- STATED EXERCISE -
Show all lines from the data that include the word "biologique".

------ DATA LINES ------

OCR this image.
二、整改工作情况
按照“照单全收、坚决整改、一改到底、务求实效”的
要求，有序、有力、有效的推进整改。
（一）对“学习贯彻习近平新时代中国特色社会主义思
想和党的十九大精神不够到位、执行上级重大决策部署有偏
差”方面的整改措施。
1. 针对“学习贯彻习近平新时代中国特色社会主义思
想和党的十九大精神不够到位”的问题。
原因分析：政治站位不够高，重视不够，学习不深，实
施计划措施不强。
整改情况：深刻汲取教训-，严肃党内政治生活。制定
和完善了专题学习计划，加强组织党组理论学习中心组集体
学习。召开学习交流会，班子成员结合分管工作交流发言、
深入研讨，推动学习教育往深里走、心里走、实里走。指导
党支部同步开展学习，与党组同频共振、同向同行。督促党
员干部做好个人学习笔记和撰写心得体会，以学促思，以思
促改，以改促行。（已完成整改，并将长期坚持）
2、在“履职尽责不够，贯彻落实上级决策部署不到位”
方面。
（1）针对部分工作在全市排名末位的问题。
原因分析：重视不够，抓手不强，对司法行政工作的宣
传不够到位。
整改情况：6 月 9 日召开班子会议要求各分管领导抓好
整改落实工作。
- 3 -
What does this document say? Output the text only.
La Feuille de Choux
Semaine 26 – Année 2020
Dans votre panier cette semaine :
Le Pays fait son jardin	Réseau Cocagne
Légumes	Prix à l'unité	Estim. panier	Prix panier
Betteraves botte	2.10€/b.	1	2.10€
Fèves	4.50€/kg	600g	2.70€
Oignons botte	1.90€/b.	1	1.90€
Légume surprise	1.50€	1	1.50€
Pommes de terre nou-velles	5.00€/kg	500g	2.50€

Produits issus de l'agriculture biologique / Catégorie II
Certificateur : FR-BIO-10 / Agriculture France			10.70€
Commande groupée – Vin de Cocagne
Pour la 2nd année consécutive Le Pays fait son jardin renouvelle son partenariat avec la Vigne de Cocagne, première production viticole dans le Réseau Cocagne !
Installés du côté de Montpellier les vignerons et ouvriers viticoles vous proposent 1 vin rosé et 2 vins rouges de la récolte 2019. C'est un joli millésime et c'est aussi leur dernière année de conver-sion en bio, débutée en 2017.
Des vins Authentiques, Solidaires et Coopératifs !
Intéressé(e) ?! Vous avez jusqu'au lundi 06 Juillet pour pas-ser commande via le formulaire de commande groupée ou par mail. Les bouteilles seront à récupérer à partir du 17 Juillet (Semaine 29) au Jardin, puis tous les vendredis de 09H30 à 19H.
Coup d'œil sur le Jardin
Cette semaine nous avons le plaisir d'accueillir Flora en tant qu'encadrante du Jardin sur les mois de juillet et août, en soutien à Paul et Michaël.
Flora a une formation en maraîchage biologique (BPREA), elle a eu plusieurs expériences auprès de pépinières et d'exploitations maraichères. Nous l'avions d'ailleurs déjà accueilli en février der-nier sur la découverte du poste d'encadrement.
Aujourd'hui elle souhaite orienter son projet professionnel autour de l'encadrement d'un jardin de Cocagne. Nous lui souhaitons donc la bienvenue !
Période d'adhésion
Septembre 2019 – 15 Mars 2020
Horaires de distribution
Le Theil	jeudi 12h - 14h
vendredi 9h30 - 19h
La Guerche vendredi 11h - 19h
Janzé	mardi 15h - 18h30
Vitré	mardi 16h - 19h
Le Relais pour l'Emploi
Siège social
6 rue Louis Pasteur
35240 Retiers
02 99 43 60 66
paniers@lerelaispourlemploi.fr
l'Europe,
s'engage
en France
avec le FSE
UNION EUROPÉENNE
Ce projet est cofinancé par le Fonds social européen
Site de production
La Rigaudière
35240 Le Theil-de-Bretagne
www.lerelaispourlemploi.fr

------

- RESULT OF THE TASK -
Produits issus de l'agriculture biologique / Catégorie II
Flora a une formation en maraîchage biologique (BPREA), elle a eu plusieurs expériences auprès de pépinières et d'exploitations maraichères. Nous l'avions d'ailleurs déjà accueilli en février der-nier sur la découverte du poste d'encadrement.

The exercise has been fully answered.